EXERCISE OBJECTIVE:
Reproduce every line of the items below word for word, in the same order. Leave out the pictures.
# Start of MATERIAL
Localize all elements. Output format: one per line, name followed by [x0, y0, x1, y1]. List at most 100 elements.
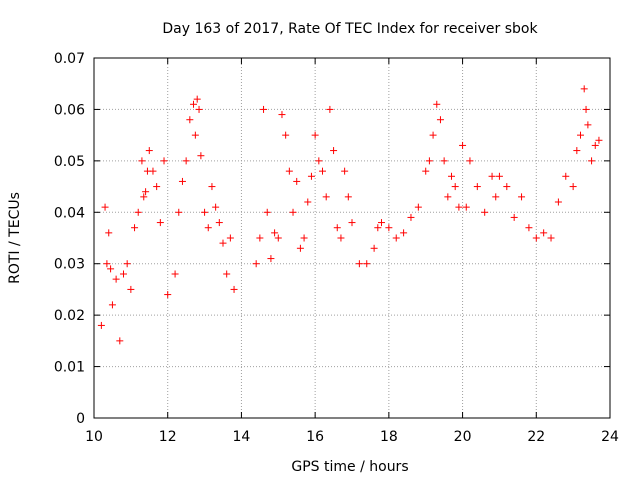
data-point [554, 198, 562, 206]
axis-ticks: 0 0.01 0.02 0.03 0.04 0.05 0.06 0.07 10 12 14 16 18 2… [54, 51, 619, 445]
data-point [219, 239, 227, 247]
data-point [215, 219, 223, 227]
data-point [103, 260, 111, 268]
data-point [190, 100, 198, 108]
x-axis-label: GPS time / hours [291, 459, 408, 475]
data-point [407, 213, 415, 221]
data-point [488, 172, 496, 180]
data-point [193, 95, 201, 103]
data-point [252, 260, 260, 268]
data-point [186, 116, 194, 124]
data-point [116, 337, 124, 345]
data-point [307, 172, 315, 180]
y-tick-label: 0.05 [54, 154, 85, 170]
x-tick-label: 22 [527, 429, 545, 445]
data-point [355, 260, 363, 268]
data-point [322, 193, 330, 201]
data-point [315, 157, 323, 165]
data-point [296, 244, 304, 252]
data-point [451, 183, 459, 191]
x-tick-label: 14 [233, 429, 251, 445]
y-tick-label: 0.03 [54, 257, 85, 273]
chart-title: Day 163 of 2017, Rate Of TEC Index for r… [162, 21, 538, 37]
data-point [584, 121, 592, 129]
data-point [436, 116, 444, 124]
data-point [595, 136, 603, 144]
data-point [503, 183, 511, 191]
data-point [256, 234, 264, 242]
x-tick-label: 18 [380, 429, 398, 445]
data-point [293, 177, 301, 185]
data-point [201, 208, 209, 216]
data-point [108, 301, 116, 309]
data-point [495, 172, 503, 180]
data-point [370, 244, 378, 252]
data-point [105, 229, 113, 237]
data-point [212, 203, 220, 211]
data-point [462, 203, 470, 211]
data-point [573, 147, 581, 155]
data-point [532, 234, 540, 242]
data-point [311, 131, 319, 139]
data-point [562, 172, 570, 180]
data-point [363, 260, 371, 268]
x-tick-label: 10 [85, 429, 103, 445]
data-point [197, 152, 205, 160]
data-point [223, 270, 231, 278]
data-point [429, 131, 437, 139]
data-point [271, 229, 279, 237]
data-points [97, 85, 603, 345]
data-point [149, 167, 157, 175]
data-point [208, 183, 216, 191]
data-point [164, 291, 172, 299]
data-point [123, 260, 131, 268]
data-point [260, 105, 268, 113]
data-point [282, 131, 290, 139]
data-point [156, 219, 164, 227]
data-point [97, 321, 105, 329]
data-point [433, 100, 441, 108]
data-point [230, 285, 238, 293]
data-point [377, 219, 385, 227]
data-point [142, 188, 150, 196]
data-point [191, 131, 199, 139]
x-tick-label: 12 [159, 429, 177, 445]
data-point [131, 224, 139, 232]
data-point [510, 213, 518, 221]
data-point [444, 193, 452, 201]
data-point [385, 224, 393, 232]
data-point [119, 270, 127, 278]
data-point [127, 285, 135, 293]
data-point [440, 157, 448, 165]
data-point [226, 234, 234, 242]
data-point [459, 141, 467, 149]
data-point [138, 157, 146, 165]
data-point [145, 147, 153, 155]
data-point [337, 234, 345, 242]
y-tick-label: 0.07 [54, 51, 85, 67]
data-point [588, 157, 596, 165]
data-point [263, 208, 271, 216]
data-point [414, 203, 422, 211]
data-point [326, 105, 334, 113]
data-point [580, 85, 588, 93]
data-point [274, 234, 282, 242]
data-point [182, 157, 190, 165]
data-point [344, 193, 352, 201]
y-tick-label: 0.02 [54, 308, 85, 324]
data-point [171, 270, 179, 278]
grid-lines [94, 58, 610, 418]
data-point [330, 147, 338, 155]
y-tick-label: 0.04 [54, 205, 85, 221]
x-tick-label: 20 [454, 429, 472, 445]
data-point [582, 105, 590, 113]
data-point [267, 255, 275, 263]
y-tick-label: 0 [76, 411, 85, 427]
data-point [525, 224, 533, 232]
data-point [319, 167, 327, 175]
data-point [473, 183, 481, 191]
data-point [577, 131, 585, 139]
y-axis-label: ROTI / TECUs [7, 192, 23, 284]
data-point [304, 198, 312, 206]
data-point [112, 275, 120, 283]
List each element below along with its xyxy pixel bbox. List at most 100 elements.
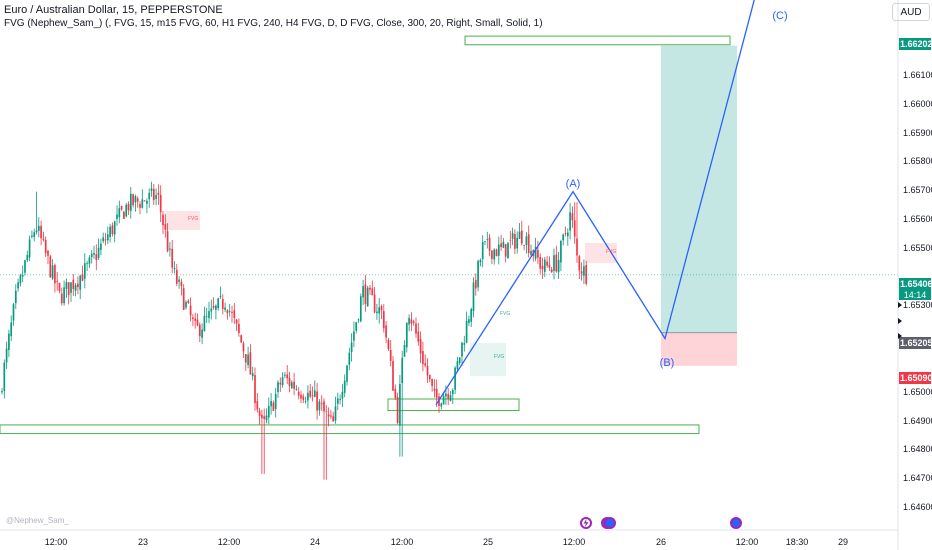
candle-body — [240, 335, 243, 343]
# End of MATERIAL
THE OUTPUT:
Localize all elements. Output format: one per line, name followed by [x0, y0, x1, y1]. List at most 100 elements.
data-point [554, 198, 562, 206]
axis-ticks: 0 0.01 0.02 0.03 0.04 0.05 0.06 0.07 10 12 14 16 18 2… [54, 51, 619, 445]
data-point [219, 239, 227, 247]
data-point [215, 219, 223, 227]
data-point [103, 260, 111, 268]
data-point [190, 100, 198, 108]
x-axis-label: GPS time / hours [291, 459, 408, 475]
data-point [407, 213, 415, 221]
data-point [488, 172, 496, 180]
data-point [193, 95, 201, 103]
data-point [252, 260, 260, 268]
data-point [186, 116, 194, 124]
data-point [116, 337, 124, 345]
data-point [307, 172, 315, 180]
y-tick-label: 0.05 [54, 154, 85, 170]
x-tick-label: 22 [527, 429, 545, 445]
data-point [355, 260, 363, 268]
data-point [322, 193, 330, 201]
data-point [315, 157, 323, 165]
data-point [296, 244, 304, 252]
data-point [451, 183, 459, 191]
x-tick-label: 14 [233, 429, 251, 445]
y-tick-label: 0.03 [54, 257, 85, 273]
chart-title: Day 163 of 2017, Rate Of TEC Index for r… [162, 21, 538, 37]
data-point [584, 121, 592, 129]
data-point [436, 116, 444, 124]
data-point [595, 136, 603, 144]
data-point [503, 183, 511, 191]
data-point [256, 234, 264, 242]
x-tick-label: 18 [380, 429, 398, 445]
data-point [293, 177, 301, 185]
data-point [201, 208, 209, 216]
data-point [108, 301, 116, 309]
data-point [495, 172, 503, 180]
data-point [370, 244, 378, 252]
data-point [105, 229, 113, 237]
data-point [212, 203, 220, 211]
data-point [462, 203, 470, 211]
data-point [573, 147, 581, 155]
data-point [532, 234, 540, 242]
data-point [311, 131, 319, 139]
data-point [562, 172, 570, 180]
data-point [363, 260, 371, 268]
x-tick-label: 10 [85, 429, 103, 445]
data-point [197, 152, 205, 160]
data-point [223, 270, 231, 278]
data-point [429, 131, 437, 139]
data-point [271, 229, 279, 237]
data-points [97, 85, 603, 345]
data-point [149, 167, 157, 175]
data-point [208, 183, 216, 191]
data-point [164, 291, 172, 299]
data-point [123, 260, 131, 268]
data-point [260, 105, 268, 113]
data-point [282, 131, 290, 139]
data-point [156, 219, 164, 227]
data-point [97, 321, 105, 329]
data-point [433, 100, 441, 108]
data-point [230, 285, 238, 293]
data-point [377, 219, 385, 227]
data-point [142, 188, 150, 196]
data-point [191, 131, 199, 139]
x-tick-label: 12 [159, 429, 177, 445]
data-point [131, 224, 139, 232]
data-point [510, 213, 518, 221]
data-point [444, 193, 452, 201]
data-point [385, 224, 393, 232]
data-point [119, 270, 127, 278]
data-point [127, 285, 135, 293]
data-point [440, 157, 448, 165]
data-point [226, 234, 234, 242]
data-point [459, 141, 467, 149]
data-point [138, 157, 146, 165]
data-point [145, 147, 153, 155]
data-point [337, 234, 345, 242]
y-tick-label: 0.07 [54, 51, 85, 67]
data-point [588, 157, 596, 165]
data-point [263, 208, 271, 216]
data-point [414, 203, 422, 211]
data-point [326, 105, 334, 113]
data-point [580, 85, 588, 93]
data-point [274, 234, 282, 242]
data-point [182, 157, 190, 165]
data-point [344, 193, 352, 201]
y-tick-label: 0.02 [54, 308, 85, 324]
data-point [171, 270, 179, 278]
grid-lines [94, 58, 610, 418]
data-point [330, 147, 338, 155]
y-tick-label: 0.04 [54, 205, 85, 221]
x-tick-label: 20 [454, 429, 472, 445]
data-point [582, 105, 590, 113]
data-point [267, 255, 275, 263]
y-tick-label: 0 [76, 411, 85, 427]
data-point [525, 224, 533, 232]
data-point [319, 167, 327, 175]
data-point [473, 183, 481, 191]
data-point [577, 131, 585, 139]
y-axis-label: ROTI / TECUs [7, 192, 23, 284]
data-point [304, 198, 312, 206]
data-point [112, 275, 120, 283]
List each element below along with its xyxy pixel bbox. List at most 100 elements.
candle-body — [240, 335, 243, 343]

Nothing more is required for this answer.